• **WHAT THE TASK ASKS**:
Find each line with the word "justicia" and copy it.
>> Start
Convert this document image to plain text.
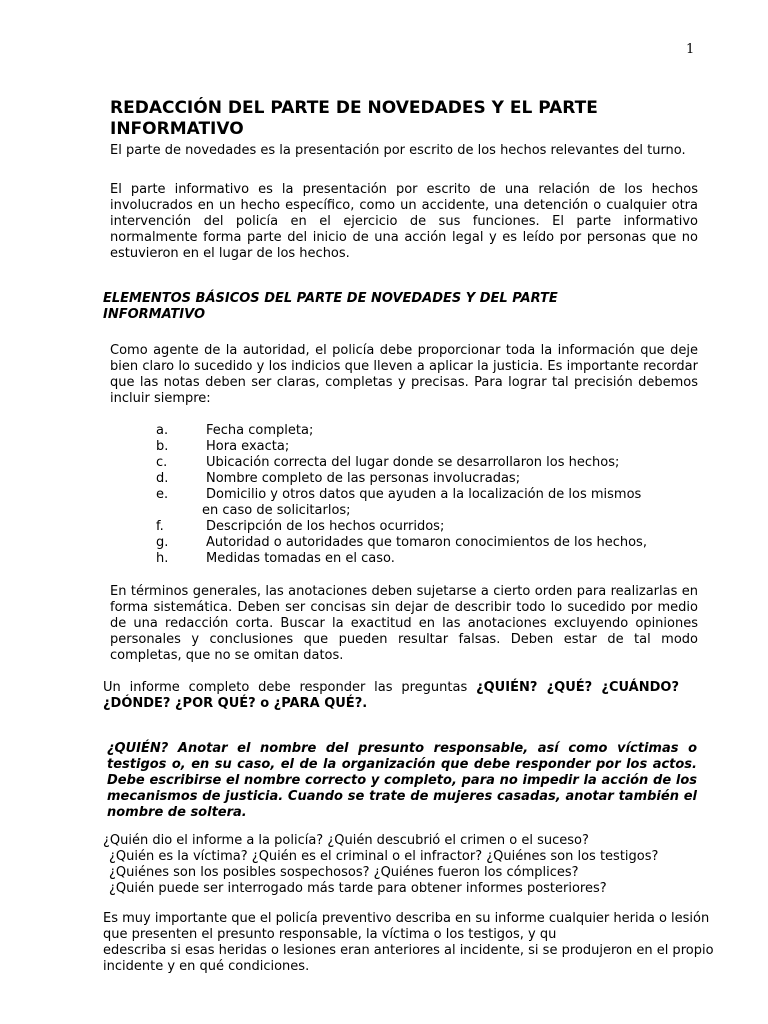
1
REDACCIÓN DEL PARTE DE NOVEDADES Y EL PARTE INFORMATIVO

El parte de novedades es la presentación por escrito de los hechos relevantes del turno.

El parte informativo es la presentación por escrito de una relación de los hechos involucrados en un hecho específico, como un accidente, una detención o cualquier otra intervención del policía en el ejercicio de sus funciones. El parte informativo normalmente forma parte del inicio de una acción legal y es leído por personas que no estuvieron en el lugar de los hechos.

ELEMENTOS BÁSICOS DEL PARTE DE NOVEDADES Y DEL PARTE INFORMATIVO

Como agente de la autoridad, el policía debe proporcionar toda la información que deje bien claro lo sucedido y los indicios que lleven a aplicar la justicia. Es importante recordar que las notas deben ser claras, completas y precisas. Para lograr tal precisión debemos incluir siempre:

a.	Fecha completa;
b.	Hora exacta;
c.	Ubicación correcta del lugar donde se desarrollaron los hechos;
d.	Nombre completo de las personas involucradas;
e.	Domicilio y otros datos que ayuden a la localización de los mismos
en caso de solicitarlos;
f.	Descripción de los hechos ocurridos;
g.	Autoridad o autoridades que tomaron conocimientos de los hechos,
h.	Medidas tomadas en el caso.

En términos generales, las anotaciones deben sujetarse a cierto orden para realizarlas en forma sistemática. Deben ser concisas sin dejar de describir todo lo sucedido por medio de una redacción corta. Buscar la exactitud en las anotaciones excluyendo opiniones personales y conclusiones que pueden resultar falsas. Deben estar de tal modo completas, que no se omitan datos.

Un informe completo debe responder las preguntas ¿QUIÉN? ¿QUÉ? ¿CUÁNDO? ¿DÓNDE? ¿POR QUÉ? o ¿PARA QUÉ?.

¿QUIÉN? Anotar el nombre del presunto responsable, así como víctimas o testigos o, en su caso, el de la organización que debe responder por los actos. Debe escribirse el nombre correcto y completo, para no impedir la acción de los mecanismos de justicia. Cuando se trate de mujeres casadas, anotar también el nombre de soltera.

¿Quién dio el informe a la policía? ¿Quién descubrió el crimen o el suceso?
¿Quién es la víctima? ¿Quién es el criminal o el infractor? ¿Quiénes son los testigos? ¿Quiénes son los posibles sospechosos? ¿Quiénes fueron los cómplices?
¿Quién puede ser interrogado más tarde para obtener informes posteriores?
Es muy importante que el policía preventivo describa en su informe cualquier herida o lesión que presenten el presunto responsable, la víctima o los testigos, y qu
edescriba si esas heridas o lesiones eran anteriores al incidente, si se produjeron en el propio incidente y en qué condiciones.
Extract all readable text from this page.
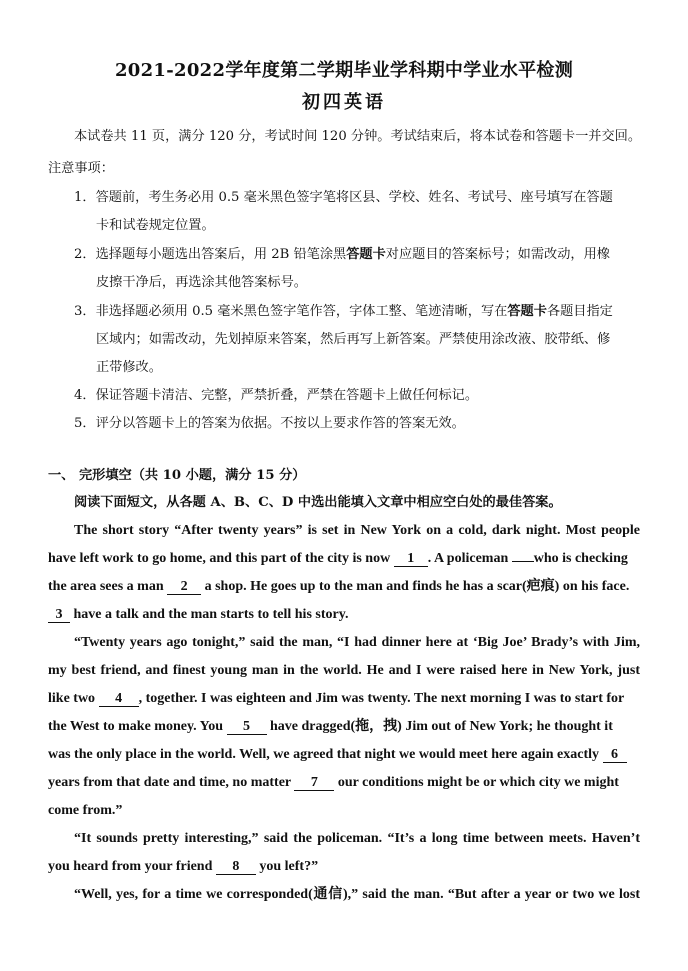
2021-2022学年度第二学期毕业学科期中学业水平检测
初四英语
本试卷共 11 页，满分 120 分，考试时间 120 分钟。考试结束后，将本试卷和答题卡一并交回。
注意事项：
1．答题前，考生务必用 0.5 毫米黑色签字笔将区县、学校、姓名、考试号、座号填写在答题
卡和试卷规定位置。
2．选择题每小题选出答案后，用 2B 铅笔涂黑答题卡对应题目的答案标号；如需改动，用橡
皮擦干净后，再选涂其他答案标号。
3．非选择题必须用 0.5 毫米黑色签字笔作答，字体工整、笔迹清晰，写在答题卡各题目指定
区域内；如需改动，先划掉原来答案，然后再写上新答案。严禁使用涂改液、胶带纸、修
正带修改。
4．保证答题卡清洁、完整，严禁折叠，严禁在答题卡上做任何标记。
5．评分以答题卡上的答案为依据。不按以上要求作答的答案无效。
一、 完形填空（共 10 小题，满分 15 分）
阅读下面短文，从各题 A、B、C、D 中选出能填入文章中相应空白处的最佳答案。
The short story “After twenty years” is set in New York on a cold, dark night. Most people
have left work to go home, and this part of the city is now 1 . A policeman who is checking
the area sees a man 2 a shop. He goes up to the man and finds he has a scar(疤痕) on his face.
3 have a talk and the man starts to tell his story.
“Twenty years ago tonight,” said the man, “I had dinner here at ‘Big Joe’ Brady’s with Jim,
my best friend, and finest young man in the world. He and I were raised here in New York, just
like two 4 , together. I was eighteen and Jim was twenty. The next morning I was to start for
the West to make money. You 5 have dragged(拖，拽) Jim out of New York; he thought it
was the only place in the world. Well, we agreed that night we would meet here again exactly 6
years from that date and time, no matter 7 our conditions might be or which city we might
come from.”
“It sounds pretty interesting,” said the policeman. “It’s a long time between meets. Haven’t
you heard from your friend 8 you left?”
“Well, yes, for a time we corresponded(通信),” said the man. “But after a year or two we lost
>> End
• **FULL OUTPUT**:
Como agente de la autoridad, el policía debe proporcionar toda la información que deje bien claro lo sucedido y los indicios que lleven a aplicar la justicia. Es importante recordar que las notas deben ser claras, completas y precisas. Para lograr tal precisión debemos incluir siempre:
¿QUIÉN? Anotar el nombre del presunto responsable, así como víctimas o testigos o, en su caso, el de la organización que debe responder por los actos. Debe escribirse el nombre correcto y completo, para no impedir la acción de los mecanismos de justicia. Cuando se trate de mujeres casadas, anotar también el nombre de soltera.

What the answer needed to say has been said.